PROBLEM TO WORK ON - Keep every line in which "Bones" occurs and drop the rest of the data.

(Document page transcript entries)

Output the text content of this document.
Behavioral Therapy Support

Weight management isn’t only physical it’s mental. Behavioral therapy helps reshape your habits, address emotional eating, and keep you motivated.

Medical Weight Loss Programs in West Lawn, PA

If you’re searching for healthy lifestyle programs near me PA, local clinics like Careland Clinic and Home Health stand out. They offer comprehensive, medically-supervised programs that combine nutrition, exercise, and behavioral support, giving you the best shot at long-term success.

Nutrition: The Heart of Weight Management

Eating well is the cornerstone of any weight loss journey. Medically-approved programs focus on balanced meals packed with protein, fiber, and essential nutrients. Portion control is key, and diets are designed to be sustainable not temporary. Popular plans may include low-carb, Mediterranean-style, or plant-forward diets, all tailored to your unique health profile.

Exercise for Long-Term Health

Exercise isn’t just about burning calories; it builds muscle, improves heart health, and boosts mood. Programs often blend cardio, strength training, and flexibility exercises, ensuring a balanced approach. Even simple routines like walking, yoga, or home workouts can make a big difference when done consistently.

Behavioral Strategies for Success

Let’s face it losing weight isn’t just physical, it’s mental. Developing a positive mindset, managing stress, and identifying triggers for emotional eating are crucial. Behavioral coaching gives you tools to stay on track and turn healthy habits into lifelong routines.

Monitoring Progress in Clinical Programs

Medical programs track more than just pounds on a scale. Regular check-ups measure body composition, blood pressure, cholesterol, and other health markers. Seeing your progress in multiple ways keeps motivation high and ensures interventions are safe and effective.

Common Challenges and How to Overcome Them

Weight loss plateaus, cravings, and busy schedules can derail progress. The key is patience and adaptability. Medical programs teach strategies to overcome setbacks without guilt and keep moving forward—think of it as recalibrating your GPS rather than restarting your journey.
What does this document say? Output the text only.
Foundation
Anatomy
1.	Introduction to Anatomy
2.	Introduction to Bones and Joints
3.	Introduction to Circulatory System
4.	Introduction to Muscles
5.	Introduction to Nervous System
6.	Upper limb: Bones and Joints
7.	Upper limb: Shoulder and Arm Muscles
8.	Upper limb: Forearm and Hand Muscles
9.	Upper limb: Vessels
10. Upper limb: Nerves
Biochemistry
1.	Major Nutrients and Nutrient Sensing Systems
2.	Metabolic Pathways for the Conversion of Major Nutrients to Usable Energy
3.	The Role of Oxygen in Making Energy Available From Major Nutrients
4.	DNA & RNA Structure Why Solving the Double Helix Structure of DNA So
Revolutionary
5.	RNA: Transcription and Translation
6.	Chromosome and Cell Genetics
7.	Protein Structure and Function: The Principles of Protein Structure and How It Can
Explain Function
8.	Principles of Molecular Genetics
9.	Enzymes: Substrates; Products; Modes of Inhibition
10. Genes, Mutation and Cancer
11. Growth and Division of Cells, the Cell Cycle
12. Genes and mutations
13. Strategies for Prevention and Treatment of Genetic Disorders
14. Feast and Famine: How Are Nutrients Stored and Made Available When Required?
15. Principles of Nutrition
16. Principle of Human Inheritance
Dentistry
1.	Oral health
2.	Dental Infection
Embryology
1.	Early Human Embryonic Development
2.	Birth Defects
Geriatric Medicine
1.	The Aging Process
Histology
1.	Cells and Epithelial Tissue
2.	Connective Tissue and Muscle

--

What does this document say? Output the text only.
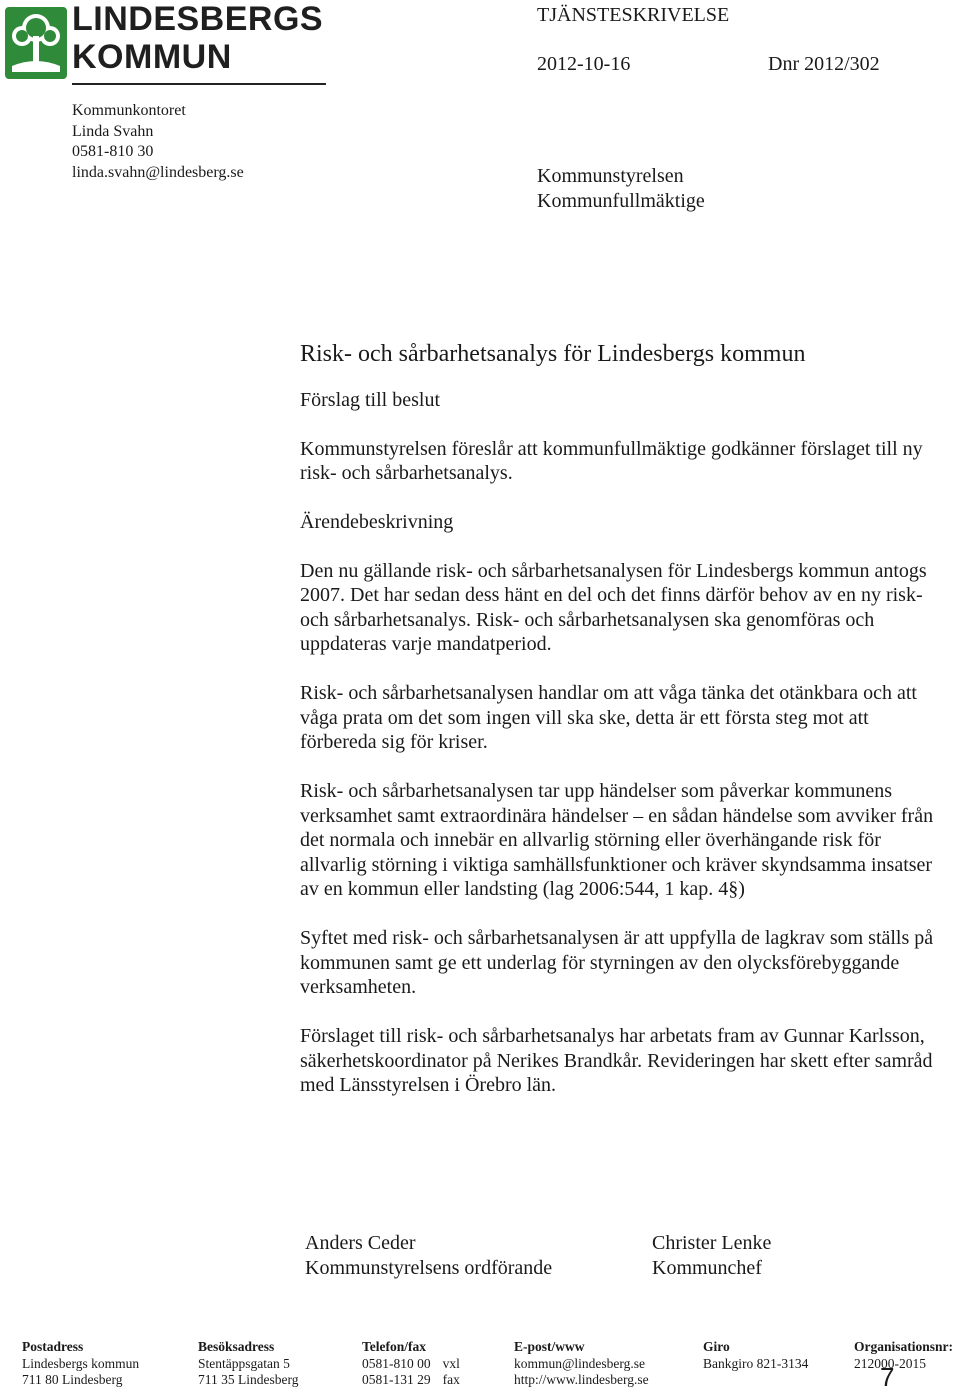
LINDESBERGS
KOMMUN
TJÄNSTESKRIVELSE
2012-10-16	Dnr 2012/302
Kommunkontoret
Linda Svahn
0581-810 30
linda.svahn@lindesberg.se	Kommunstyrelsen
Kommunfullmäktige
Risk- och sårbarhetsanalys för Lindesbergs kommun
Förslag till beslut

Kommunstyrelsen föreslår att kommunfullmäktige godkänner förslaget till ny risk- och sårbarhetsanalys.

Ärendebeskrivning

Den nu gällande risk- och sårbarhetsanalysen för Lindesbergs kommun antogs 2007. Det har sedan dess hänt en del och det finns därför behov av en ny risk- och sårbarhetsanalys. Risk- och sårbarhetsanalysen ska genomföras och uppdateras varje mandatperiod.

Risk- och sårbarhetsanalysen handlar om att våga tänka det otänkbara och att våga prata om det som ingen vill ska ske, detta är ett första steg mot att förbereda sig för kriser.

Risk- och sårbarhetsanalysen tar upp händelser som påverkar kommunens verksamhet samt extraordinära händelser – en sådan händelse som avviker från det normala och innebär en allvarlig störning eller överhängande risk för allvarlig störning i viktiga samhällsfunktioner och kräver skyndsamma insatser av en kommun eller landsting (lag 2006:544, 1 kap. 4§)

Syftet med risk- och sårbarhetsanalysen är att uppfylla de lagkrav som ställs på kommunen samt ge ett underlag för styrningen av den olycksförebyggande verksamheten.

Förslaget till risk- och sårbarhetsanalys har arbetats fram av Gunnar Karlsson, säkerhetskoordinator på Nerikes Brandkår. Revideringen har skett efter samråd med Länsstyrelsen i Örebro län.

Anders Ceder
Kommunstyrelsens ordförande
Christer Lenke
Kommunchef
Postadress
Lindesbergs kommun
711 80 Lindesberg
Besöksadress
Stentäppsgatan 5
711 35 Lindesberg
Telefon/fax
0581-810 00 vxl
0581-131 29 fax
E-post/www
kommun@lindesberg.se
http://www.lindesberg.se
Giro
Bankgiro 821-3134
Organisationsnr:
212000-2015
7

---

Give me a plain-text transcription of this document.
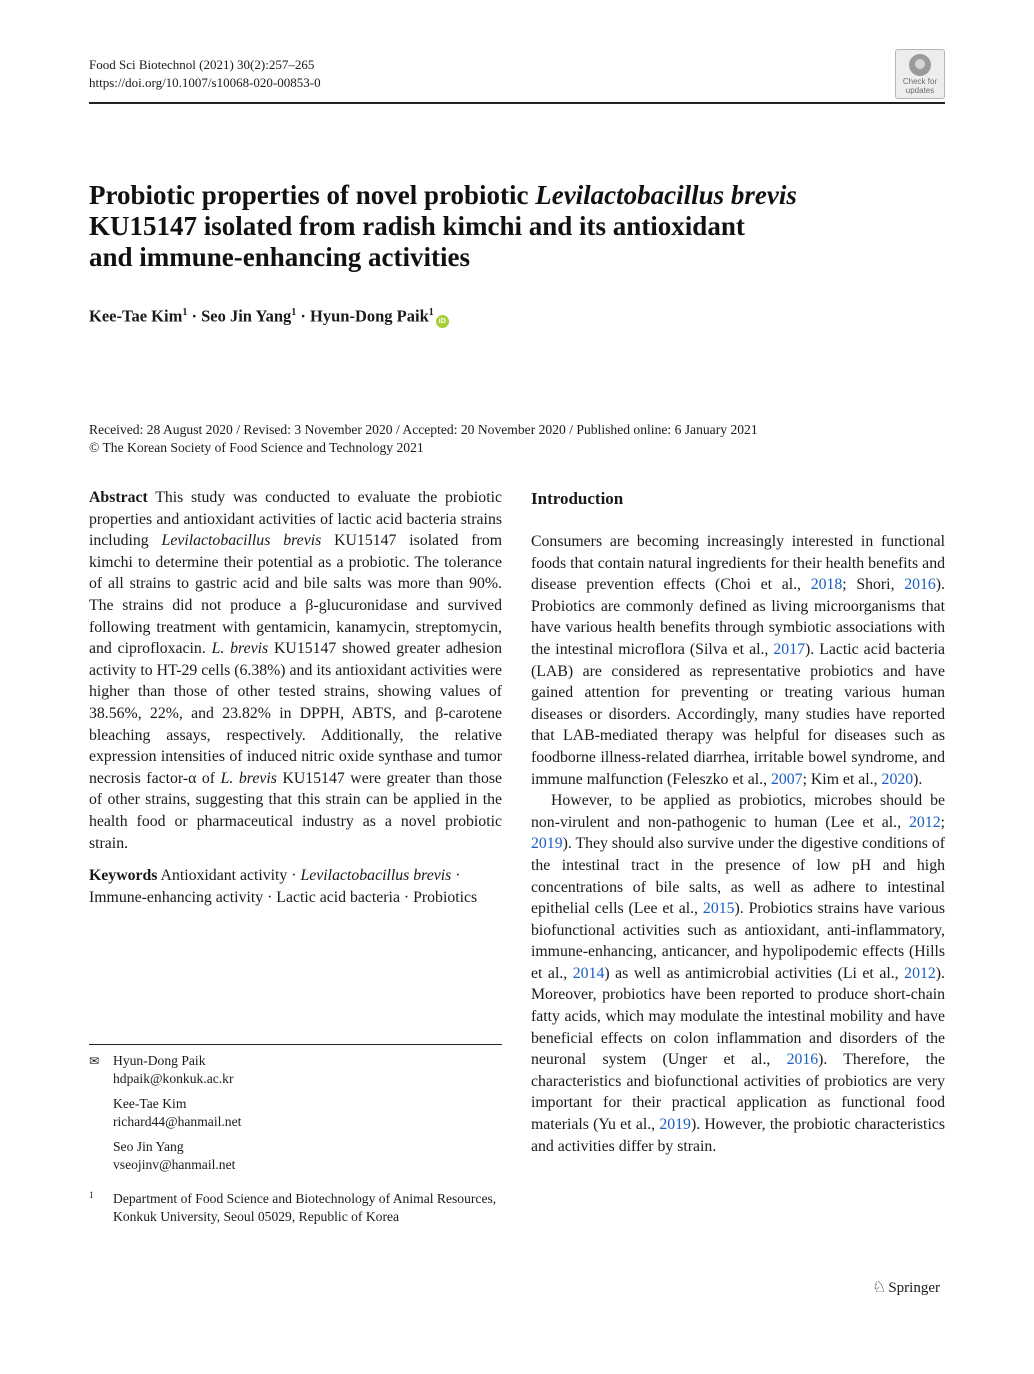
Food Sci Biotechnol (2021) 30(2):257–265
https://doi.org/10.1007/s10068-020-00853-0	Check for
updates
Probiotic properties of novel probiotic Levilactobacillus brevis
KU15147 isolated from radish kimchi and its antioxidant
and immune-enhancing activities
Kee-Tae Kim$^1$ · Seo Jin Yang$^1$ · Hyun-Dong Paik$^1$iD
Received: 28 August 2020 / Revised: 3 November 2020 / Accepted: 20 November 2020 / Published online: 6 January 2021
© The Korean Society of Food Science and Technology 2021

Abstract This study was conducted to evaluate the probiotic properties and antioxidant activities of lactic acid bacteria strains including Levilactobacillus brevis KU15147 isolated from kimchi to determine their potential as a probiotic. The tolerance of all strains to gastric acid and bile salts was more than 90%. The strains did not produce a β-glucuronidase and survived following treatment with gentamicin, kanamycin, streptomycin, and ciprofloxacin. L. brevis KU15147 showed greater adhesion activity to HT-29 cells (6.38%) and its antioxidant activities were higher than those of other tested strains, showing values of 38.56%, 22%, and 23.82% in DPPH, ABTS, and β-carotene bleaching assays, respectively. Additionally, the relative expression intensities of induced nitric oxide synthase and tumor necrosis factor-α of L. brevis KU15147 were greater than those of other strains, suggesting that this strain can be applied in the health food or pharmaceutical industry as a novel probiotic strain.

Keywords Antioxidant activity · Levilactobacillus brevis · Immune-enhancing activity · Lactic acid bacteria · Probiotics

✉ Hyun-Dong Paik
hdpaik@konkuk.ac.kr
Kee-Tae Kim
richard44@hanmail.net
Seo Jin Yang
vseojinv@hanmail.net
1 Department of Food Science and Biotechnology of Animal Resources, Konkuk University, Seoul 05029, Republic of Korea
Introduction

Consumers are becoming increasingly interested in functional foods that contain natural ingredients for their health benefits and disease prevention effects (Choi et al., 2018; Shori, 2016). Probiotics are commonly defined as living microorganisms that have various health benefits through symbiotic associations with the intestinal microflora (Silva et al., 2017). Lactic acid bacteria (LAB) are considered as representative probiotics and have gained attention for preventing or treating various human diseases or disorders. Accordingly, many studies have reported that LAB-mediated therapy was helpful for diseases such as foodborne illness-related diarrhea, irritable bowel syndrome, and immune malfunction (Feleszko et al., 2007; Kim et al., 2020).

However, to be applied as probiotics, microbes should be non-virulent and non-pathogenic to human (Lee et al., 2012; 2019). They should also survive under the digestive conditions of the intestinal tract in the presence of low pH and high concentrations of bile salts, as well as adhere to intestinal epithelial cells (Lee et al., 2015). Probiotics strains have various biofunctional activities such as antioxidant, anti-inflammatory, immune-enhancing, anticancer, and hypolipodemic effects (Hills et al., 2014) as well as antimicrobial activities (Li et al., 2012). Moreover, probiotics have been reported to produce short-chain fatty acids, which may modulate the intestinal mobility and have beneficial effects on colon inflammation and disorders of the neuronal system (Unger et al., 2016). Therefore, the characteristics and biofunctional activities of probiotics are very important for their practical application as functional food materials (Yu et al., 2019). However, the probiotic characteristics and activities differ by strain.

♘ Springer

EXERCISE SOLUTION -
2.	Introduction to Bones and Joints
6.	Upper limb: Bones and Joints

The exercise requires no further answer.